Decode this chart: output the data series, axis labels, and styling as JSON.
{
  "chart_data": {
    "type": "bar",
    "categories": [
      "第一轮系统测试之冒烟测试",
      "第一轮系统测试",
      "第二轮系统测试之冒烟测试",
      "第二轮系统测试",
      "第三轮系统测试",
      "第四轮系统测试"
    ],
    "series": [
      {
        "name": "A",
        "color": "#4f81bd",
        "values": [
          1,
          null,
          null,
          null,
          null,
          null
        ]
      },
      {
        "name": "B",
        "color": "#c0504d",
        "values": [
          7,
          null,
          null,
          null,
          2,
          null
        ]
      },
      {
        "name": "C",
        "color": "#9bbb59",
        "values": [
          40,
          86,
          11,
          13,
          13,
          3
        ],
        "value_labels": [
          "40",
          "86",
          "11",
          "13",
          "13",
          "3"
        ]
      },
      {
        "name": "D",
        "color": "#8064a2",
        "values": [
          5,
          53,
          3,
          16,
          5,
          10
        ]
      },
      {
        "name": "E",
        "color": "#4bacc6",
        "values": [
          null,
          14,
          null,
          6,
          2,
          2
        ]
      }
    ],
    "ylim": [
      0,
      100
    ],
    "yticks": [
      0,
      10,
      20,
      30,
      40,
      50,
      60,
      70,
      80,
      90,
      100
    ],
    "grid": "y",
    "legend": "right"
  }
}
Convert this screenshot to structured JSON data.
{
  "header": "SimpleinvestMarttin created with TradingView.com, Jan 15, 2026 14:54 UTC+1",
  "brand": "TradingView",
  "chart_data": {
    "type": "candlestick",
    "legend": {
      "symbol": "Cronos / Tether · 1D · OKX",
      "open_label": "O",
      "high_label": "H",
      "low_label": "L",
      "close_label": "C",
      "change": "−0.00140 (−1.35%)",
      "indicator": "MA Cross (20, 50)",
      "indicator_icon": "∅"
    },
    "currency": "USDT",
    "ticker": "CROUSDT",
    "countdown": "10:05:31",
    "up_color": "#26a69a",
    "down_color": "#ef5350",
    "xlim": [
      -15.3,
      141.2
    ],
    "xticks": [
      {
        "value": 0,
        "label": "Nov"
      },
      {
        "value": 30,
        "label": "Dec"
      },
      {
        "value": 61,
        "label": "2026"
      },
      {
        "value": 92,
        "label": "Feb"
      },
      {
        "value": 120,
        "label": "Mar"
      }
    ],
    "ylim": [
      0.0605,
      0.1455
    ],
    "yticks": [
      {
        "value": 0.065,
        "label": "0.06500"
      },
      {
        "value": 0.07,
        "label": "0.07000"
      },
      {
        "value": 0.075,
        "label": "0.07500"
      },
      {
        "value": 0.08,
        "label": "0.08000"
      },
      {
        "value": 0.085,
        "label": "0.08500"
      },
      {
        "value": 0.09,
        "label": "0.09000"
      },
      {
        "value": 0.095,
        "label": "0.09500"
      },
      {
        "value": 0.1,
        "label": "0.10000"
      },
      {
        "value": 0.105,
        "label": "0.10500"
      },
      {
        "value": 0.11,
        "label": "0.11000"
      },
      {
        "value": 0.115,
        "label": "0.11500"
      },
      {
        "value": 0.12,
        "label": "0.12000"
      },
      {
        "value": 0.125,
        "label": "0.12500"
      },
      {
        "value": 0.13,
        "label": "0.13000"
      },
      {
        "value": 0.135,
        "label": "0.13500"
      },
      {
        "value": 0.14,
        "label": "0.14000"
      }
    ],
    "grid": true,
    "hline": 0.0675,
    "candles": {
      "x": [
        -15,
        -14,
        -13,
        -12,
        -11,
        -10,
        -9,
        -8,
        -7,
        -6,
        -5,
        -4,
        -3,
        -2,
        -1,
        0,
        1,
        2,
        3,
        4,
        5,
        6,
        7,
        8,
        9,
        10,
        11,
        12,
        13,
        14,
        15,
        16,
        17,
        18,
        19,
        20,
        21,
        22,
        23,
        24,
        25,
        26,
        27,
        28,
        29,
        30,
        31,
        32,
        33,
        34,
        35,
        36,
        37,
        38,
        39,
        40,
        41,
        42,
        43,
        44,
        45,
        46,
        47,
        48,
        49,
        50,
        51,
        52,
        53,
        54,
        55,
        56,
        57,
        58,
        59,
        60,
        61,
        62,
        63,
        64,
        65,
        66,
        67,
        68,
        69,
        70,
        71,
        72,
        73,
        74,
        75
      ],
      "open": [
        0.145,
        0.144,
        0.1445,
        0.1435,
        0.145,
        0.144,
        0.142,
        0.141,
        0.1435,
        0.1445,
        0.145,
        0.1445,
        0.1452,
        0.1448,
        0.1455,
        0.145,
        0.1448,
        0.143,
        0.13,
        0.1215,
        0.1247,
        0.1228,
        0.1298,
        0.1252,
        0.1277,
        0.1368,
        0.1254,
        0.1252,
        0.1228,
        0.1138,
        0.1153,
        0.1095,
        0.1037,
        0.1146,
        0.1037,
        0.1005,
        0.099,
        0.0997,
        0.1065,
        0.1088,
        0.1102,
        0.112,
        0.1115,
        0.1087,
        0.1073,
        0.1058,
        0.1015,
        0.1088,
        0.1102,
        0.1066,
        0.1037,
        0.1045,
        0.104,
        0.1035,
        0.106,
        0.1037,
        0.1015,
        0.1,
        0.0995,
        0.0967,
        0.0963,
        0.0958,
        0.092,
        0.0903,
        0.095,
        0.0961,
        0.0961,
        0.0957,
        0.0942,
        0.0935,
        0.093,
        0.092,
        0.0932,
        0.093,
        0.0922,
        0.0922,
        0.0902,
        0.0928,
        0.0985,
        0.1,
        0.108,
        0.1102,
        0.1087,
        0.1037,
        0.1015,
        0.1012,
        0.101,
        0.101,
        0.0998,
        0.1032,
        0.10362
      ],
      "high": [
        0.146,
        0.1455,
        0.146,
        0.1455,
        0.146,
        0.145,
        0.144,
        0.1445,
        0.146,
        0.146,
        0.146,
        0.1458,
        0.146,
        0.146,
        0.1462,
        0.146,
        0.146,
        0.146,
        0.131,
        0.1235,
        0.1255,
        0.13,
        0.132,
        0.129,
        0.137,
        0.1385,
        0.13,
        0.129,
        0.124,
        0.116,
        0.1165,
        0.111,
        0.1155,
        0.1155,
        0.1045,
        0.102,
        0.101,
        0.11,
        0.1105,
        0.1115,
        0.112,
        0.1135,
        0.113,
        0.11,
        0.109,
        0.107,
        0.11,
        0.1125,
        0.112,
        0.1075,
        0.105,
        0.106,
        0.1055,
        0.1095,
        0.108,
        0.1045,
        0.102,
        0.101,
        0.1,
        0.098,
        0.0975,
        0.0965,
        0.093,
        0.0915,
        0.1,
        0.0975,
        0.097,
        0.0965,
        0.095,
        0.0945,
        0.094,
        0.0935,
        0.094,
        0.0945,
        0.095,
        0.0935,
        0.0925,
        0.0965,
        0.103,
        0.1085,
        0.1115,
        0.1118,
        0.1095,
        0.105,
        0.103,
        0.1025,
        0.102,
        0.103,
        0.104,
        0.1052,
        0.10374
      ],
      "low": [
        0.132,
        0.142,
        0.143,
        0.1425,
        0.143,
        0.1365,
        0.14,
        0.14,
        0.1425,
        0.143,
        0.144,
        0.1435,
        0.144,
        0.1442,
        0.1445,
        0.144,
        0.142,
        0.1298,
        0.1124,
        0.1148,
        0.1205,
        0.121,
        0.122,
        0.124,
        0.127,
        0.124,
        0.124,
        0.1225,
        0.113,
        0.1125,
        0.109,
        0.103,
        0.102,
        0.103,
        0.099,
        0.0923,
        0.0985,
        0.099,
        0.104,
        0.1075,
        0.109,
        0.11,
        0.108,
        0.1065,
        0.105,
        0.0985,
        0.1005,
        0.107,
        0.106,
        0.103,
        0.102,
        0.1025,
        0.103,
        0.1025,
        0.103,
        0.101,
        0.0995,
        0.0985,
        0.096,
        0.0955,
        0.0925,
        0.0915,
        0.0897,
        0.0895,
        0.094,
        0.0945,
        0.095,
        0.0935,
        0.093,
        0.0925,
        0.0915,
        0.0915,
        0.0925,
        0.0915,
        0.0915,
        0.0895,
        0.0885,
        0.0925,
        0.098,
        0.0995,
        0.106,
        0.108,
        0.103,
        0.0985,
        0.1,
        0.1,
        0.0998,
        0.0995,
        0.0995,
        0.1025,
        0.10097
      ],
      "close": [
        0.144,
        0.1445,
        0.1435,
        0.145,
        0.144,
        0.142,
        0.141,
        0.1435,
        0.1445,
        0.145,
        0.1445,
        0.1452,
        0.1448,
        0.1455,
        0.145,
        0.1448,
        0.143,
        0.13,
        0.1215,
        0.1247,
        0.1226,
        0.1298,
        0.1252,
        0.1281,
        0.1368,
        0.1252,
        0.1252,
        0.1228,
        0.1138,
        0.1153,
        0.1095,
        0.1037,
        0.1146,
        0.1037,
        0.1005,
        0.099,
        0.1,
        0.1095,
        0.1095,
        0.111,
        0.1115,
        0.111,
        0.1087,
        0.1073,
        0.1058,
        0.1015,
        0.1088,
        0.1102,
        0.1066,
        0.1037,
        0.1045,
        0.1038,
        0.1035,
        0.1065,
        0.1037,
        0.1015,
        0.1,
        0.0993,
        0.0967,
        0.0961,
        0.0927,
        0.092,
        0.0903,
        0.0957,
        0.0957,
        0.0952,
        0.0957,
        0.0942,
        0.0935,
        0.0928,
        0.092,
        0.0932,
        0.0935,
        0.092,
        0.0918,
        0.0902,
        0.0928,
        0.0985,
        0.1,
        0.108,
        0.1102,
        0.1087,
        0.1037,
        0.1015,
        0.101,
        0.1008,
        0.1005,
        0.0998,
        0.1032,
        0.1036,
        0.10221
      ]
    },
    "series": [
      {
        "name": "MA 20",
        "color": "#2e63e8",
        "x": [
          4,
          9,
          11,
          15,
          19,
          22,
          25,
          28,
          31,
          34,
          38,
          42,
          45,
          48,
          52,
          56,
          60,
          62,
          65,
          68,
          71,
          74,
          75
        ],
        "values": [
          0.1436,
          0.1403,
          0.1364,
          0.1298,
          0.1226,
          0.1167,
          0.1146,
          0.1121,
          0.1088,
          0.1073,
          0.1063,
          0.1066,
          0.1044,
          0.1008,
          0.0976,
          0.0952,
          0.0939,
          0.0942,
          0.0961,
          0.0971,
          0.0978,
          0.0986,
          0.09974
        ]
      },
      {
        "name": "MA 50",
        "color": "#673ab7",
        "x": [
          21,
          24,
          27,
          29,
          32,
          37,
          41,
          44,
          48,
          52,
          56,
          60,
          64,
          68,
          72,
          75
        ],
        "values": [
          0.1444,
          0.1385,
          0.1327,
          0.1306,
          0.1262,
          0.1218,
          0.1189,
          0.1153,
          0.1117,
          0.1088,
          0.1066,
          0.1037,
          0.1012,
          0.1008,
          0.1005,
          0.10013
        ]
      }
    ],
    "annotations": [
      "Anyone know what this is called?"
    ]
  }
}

* * * *

▶ **What you are asked to do**: Pick out each line containing the string "JSON" and copy it.

▶ **Answer**:
Decode this chart: output the data series, axis labels, and styling as JSON.
Convert this screenshot to structured JSON data.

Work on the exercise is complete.